(Collected data entries)

▼

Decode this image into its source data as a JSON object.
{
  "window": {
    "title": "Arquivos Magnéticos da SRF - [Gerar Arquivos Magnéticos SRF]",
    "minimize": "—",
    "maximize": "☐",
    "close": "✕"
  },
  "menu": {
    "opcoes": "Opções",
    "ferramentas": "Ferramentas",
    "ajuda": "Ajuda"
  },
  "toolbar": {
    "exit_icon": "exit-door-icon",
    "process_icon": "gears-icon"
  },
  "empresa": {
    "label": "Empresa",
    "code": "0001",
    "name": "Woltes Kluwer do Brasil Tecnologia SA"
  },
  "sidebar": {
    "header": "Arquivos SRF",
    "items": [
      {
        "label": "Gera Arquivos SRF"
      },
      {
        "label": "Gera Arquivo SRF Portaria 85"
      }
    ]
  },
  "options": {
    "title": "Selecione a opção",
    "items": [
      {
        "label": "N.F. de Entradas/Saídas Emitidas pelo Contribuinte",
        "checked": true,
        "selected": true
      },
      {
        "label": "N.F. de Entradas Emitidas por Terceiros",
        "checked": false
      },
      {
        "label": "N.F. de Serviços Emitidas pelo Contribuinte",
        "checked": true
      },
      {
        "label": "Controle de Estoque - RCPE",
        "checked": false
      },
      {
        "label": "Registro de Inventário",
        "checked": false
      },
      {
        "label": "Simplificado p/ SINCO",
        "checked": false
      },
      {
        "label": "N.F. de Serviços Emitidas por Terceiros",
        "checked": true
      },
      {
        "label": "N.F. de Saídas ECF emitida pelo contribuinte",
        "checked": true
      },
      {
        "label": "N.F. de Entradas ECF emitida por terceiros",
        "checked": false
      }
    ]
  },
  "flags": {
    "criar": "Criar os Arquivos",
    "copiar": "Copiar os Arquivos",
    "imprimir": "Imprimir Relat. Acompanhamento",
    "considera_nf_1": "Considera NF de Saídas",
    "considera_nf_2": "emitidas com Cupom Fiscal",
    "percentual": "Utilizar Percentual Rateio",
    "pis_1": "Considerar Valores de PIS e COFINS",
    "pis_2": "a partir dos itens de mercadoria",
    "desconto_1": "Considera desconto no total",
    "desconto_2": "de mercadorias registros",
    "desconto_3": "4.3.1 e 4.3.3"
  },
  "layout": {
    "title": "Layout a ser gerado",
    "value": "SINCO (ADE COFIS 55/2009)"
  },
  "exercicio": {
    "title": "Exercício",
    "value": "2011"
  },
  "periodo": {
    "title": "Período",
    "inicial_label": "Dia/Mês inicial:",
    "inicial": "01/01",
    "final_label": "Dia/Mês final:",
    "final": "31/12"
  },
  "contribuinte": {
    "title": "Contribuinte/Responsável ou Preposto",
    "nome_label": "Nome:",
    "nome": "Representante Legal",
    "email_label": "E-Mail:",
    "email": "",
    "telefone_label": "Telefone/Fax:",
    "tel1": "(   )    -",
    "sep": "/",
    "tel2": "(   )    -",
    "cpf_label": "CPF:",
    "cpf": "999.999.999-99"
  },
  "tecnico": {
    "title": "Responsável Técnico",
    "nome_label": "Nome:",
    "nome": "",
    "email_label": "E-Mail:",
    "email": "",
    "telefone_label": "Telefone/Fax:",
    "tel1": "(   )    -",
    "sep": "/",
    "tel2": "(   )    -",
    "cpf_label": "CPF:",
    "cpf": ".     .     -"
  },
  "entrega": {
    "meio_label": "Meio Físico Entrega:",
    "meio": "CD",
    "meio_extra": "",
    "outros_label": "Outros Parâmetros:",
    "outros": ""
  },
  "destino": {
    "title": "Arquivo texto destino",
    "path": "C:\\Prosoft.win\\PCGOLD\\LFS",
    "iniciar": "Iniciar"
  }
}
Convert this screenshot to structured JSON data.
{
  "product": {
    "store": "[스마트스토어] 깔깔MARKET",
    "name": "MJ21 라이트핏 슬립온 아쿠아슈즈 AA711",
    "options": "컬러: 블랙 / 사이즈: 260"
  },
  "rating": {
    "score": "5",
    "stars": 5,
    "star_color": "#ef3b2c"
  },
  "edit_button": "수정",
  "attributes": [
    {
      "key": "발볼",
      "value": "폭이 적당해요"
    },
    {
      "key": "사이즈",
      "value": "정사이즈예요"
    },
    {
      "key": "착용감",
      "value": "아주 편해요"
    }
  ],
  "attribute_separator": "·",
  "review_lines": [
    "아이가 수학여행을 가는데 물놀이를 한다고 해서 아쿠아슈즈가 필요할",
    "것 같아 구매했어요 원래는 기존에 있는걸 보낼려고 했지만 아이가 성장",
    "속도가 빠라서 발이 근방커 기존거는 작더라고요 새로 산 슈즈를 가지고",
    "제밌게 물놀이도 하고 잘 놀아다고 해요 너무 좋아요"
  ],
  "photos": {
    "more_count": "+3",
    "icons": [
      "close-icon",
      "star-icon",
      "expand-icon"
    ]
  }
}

▲

Task details => Transcribe all of the material exactly. Omit nothing.

Answer below =>
Decode this image into its source data as a JSON object.
{
  "window": {
    "title": "Arquivos Magnéticos da SRF - [Gerar Arquivos Magnéticos SRF]",
    "minimize": "—",
    "maximize": "☐",
    "close": "✕"
  },
  "menu": {
    "opcoes": "Opções",
    "ferramentas": "Ferramentas",
    "ajuda": "Ajuda"
  },
  "toolbar": {
    "exit_icon": "exit-door-icon",
    "process_icon": "gears-icon"
  },
  "empresa": {
    "label": "Empresa",
    "code": "0001",
    "name": "Woltes Kluwer do Brasil Tecnologia SA"
  },
  "sidebar": {
    "header": "Arquivos SRF",
    "items": [
      {
        "label": "Gera Arquivos SRF"
      },
      {
        "label": "Gera Arquivo SRF Portaria 85"
      }
    ]
  },
  "options": {
    "title": "Selecione a opção",
    "items": [
      {
        "label": "N.F. de Entradas/Saídas Emitidas pelo Contribuinte",
        "checked": true,
        "selected": true
      },
      {
        "label": "N.F. de Entradas Emitidas por Terceiros",
        "checked": false
      },
      {
        "label": "N.F. de Serviços Emitidas pelo Contribuinte",
        "checked": true
      },
      {
        "label": "Controle de Estoque - RCPE",
        "checked": false
      },
      {
        "label": "Registro de Inventário",
        "checked": false
      },
      {
        "label": "Simplificado p/ SINCO",
        "checked": false
      },
      {
        "label": "N.F. de Serviços Emitidas por Terceiros",
        "checked": true
      },
      {
        "label": "N.F. de Saídas ECF emitida pelo contribuinte",
        "checked": true
      },
      {
        "label": "N.F. de Entradas ECF emitida por terceiros",
        "checked": false
      }
    ]
  },
  "flags": {
    "criar": "Criar os Arquivos",
    "copiar": "Copiar os Arquivos",
    "imprimir": "Imprimir Relat. Acompanhamento",
    "considera_nf_1": "Considera NF de Saídas",
    "considera_nf_2": "emitidas com Cupom Fiscal",
    "percentual": "Utilizar Percentual Rateio",
    "pis_1": "Considerar Valores de PIS e COFINS",
    "pis_2": "a partir dos itens de mercadoria",
    "desconto_1": "Considera desconto no total",
    "desconto_2": "de mercadorias registros",
    "desconto_3": "4.3.1 e 4.3.3"
  },
  "layout": {
    "title": "Layout a ser gerado",
    "value": "SINCO (ADE COFIS 55/2009)"
  },
  "exercicio": {
    "title": "Exercício",
    "value": "2011"
  },
  "periodo": {
    "title": "Período",
    "inicial_label": "Dia/Mês inicial:",
    "inicial": "01/01",
    "final_label": "Dia/Mês final:",
    "final": "31/12"
  },
  "contribuinte": {
    "title": "Contribuinte/Responsável ou Preposto",
    "nome_label": "Nome:",
    "nome": "Representante Legal",
    "email_label": "E-Mail:",
    "email": "",
    "telefone_label": "Telefone/Fax:",
    "tel1": "(   )    -",
    "sep": "/",
    "tel2": "(   )    -",
    "cpf_label": "CPF:",
    "cpf": "999.999.999-99"
  },
  "tecnico": {
    "title": "Responsável Técnico",
    "nome_label": "Nome:",
    "nome": "",
    "email_label": "E-Mail:",
    "email": "",
    "telefone_label": "Telefone/Fax:",
    "tel1": "(   )    -",
    "sep": "/",
    "tel2": "(   )    -",
    "cpf_label": "CPF:",
    "cpf": ".     .     -"
  },
  "entrega": {
    "meio_label": "Meio Físico Entrega:",
    "meio": "CD",
    "meio_extra": "",
    "outros_label": "Outros Parâmetros:",
    "outros": ""
  },
  "destino": {
    "title": "Arquivo texto destino",
    "path": "C:\\Prosoft.win\\PCGOLD\\LFS",
    "iniciar": "Iniciar"
  }
}
Convert this screenshot to structured JSON data.
{
  "product": {
    "store": "[스마트스토어] 깔깔MARKET",
    "name": "MJ21 라이트핏 슬립온 아쿠아슈즈 AA711",
    "options": "컬러: 블랙 / 사이즈: 260"
  },
  "rating": {
    "score": "5",
    "stars": 5,
    "star_color": "#ef3b2c"
  },
  "edit_button": "수정",
  "attributes": [
    {
      "key": "발볼",
      "value": "폭이 적당해요"
    },
    {
      "key": "사이즈",
      "value": "정사이즈예요"
    },
    {
      "key": "착용감",
      "value": "아주 편해요"
    }
  ],
  "attribute_separator": "·",
  "review_lines": [
    "아이가 수학여행을 가는데 물놀이를 한다고 해서 아쿠아슈즈가 필요할",
    "것 같아 구매했어요 원래는 기존에 있는걸 보낼려고 했지만 아이가 성장",
    "속도가 빠라서 발이 근방커 기존거는 작더라고요 새로 산 슈즈를 가지고",
    "제밌게 물놀이도 하고 잘 놀아다고 해요 너무 좋아요"
  ],
  "photos": {
    "more_count": "+3",
    "icons": [
      "close-icon",
      "star-icon",
      "expand-icon"
    ]
  }
}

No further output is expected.